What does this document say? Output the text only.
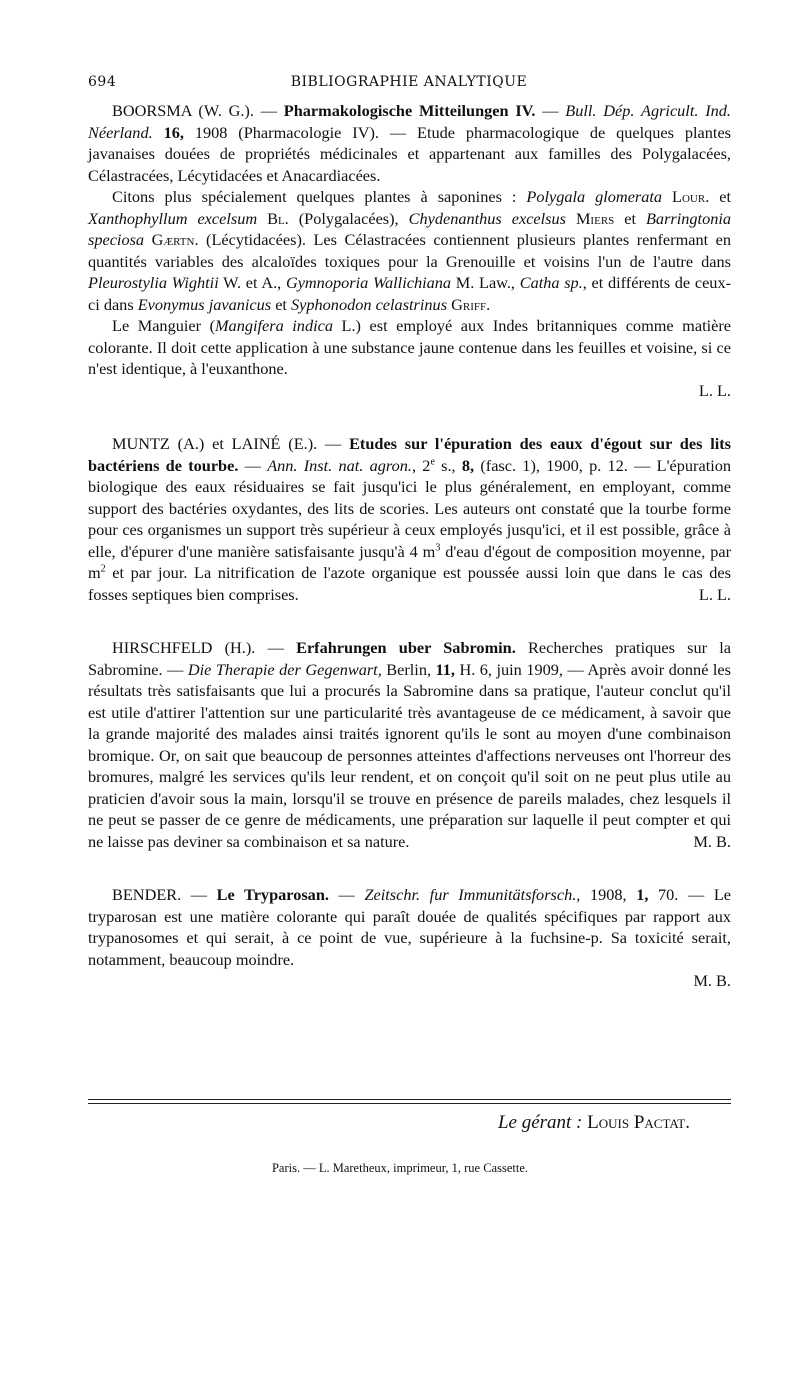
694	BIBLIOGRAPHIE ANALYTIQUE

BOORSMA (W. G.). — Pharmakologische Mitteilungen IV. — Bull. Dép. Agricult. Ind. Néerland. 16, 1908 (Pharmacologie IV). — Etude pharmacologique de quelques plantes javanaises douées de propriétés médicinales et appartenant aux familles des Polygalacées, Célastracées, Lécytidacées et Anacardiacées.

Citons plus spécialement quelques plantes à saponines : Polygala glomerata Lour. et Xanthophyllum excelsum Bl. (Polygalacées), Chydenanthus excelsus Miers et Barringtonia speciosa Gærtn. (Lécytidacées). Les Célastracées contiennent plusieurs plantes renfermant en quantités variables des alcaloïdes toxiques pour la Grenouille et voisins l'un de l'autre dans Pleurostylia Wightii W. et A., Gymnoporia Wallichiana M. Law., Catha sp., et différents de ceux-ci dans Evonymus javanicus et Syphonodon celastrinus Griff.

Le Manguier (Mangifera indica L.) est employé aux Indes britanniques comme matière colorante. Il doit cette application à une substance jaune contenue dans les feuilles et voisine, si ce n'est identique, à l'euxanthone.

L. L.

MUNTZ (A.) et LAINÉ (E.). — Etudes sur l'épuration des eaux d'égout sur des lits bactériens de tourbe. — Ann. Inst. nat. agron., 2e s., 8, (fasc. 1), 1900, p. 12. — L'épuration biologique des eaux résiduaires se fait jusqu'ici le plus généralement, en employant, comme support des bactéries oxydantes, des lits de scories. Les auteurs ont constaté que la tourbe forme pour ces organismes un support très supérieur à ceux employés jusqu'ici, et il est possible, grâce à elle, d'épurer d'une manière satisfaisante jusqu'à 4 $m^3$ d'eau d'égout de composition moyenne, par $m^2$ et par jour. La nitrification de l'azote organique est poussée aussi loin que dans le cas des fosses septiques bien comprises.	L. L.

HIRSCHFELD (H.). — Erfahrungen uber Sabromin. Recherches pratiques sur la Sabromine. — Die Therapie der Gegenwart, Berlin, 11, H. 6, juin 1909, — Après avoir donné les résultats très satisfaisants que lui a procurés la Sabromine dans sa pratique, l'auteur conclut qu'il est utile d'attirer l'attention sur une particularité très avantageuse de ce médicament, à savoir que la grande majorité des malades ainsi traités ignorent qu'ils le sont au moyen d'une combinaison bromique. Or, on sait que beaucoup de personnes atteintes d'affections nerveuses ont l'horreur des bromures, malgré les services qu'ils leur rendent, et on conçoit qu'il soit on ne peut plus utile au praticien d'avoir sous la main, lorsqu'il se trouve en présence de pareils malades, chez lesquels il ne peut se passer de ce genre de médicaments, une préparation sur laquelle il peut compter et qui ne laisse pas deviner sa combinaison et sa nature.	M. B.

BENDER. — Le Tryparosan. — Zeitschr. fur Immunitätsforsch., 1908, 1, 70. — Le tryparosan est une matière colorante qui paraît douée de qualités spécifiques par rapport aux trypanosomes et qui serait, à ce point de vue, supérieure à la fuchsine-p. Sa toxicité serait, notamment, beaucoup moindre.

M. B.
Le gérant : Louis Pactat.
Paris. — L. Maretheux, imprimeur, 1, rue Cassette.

++++++++++++++++++++

All the material shown above is to be copied exactly, with no pictures carried over.

Full response »
What does this document say? Output the text only.
694	BIBLIOGRAPHIE ANALYTIQUE

BOORSMA (W. G.). — Pharmakologische Mitteilungen IV. — Bull. Dép. Agricult. Ind. Néerland. 16, 1908 (Pharmacologie IV). — Etude pharmacologique de quelques plantes javanaises douées de propriétés médicinales et appartenant aux familles des Polygalacées, Célastracées, Lécytidacées et Anacardiacées.

Citons plus spécialement quelques plantes à saponines : Polygala glomerata Lour. et Xanthophyllum excelsum Bl. (Polygalacées), Chydenanthus excelsus Miers et Barringtonia speciosa Gærtn. (Lécytidacées). Les Célastracées contiennent plusieurs plantes renfermant en quantités variables des alcaloïdes toxiques pour la Grenouille et voisins l'un de l'autre dans Pleurostylia Wightii W. et A., Gymnoporia Wallichiana M. Law., Catha sp., et différents de ceux-ci dans Evonymus javanicus et Syphonodon celastrinus Griff.

Le Manguier (Mangifera indica L.) est employé aux Indes britanniques comme matière colorante. Il doit cette application à une substance jaune contenue dans les feuilles et voisine, si ce n'est identique, à l'euxanthone.

L. L.

MUNTZ (A.) et LAINÉ (E.). — Etudes sur l'épuration des eaux d'égout sur des lits bactériens de tourbe. — Ann. Inst. nat. agron., 2e s., 8, (fasc. 1), 1900, p. 12. — L'épuration biologique des eaux résiduaires se fait jusqu'ici le plus généralement, en employant, comme support des bactéries oxydantes, des lits de scories. Les auteurs ont constaté que la tourbe forme pour ces organismes un support très supérieur à ceux employés jusqu'ici, et il est possible, grâce à elle, d'épurer d'une manière satisfaisante jusqu'à 4 $m^3$ d'eau d'égout de composition moyenne, par $m^2$ et par jour. La nitrification de l'azote organique est poussée aussi loin que dans le cas des fosses septiques bien comprises.	L. L.

HIRSCHFELD (H.). — Erfahrungen uber Sabromin. Recherches pratiques sur la Sabromine. — Die Therapie der Gegenwart, Berlin, 11, H. 6, juin 1909, — Après avoir donné les résultats très satisfaisants que lui a procurés la Sabromine dans sa pratique, l'auteur conclut qu'il est utile d'attirer l'attention sur une particularité très avantageuse de ce médicament, à savoir que la grande majorité des malades ainsi traités ignorent qu'ils le sont au moyen d'une combinaison bromique. Or, on sait que beaucoup de personnes atteintes d'affections nerveuses ont l'horreur des bromures, malgré les services qu'ils leur rendent, et on conçoit qu'il soit on ne peut plus utile au praticien d'avoir sous la main, lorsqu'il se trouve en présence de pareils malades, chez lesquels il ne peut se passer de ce genre de médicaments, une préparation sur laquelle il peut compter et qui ne laisse pas deviner sa combinaison et sa nature.	M. B.

BENDER. — Le Tryparosan. — Zeitschr. fur Immunitätsforsch., 1908, 1, 70. — Le tryparosan est une matière colorante qui paraît douée de qualités spécifiques par rapport aux trypanosomes et qui serait, à ce point de vue, supérieure à la fuchsine-p. Sa toxicité serait, notamment, beaucoup moindre.

M. B.
Le gérant : Louis Pactat.
Paris. — L. Maretheux, imprimeur, 1, rue Cassette.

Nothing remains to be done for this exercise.